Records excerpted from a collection
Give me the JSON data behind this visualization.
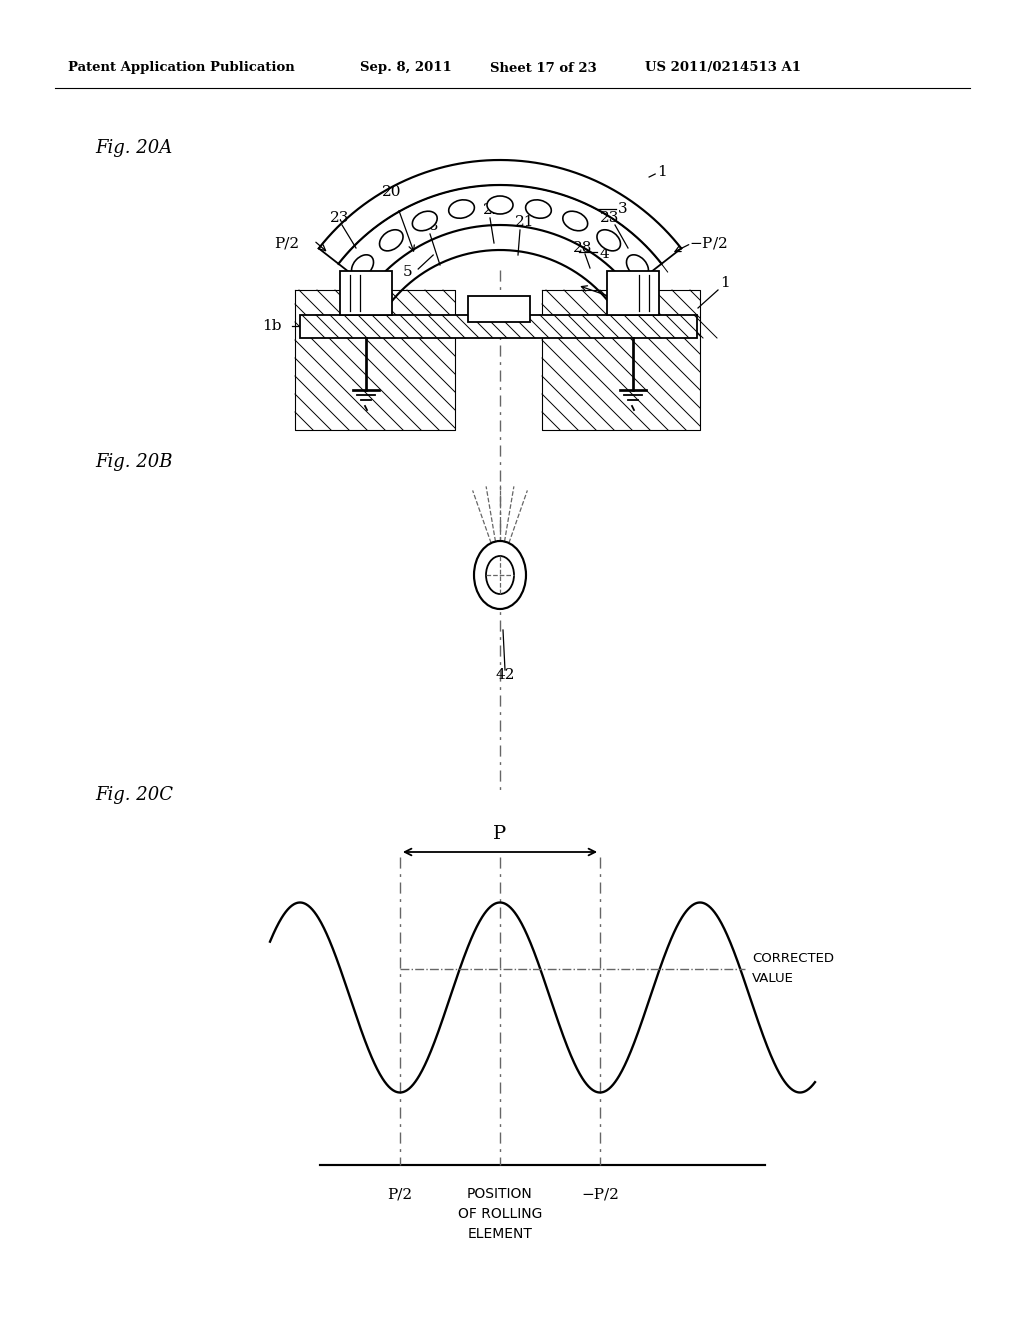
{
  "background_color": "#ffffff",
  "header_text": "Patent Application Publication",
  "header_date": "Sep. 8, 2011",
  "header_sheet": "Sheet 17 of 23",
  "header_patent": "US 2011/0214513 A1",
  "fig20a_label": "Fig. 20A",
  "fig20b_label": "Fig. 20B",
  "fig20c_label": "Fig. 20C",
  "line_color": "#000000",
  "dash_color": "#666666"
}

**Instruction:** Restate the data above word for word. Skip every picture.

**Finished task:**
Give me the JSON data behind this visualization.
{
  "background_color": "#ffffff",
  "header_text": "Patent Application Publication",
  "header_date": "Sep. 8, 2011",
  "header_sheet": "Sheet 17 of 23",
  "header_patent": "US 2011/0214513 A1",
  "fig20a_label": "Fig. 20A",
  "fig20b_label": "Fig. 20B",
  "fig20c_label": "Fig. 20C",
  "line_color": "#000000",
  "dash_color": "#666666"
}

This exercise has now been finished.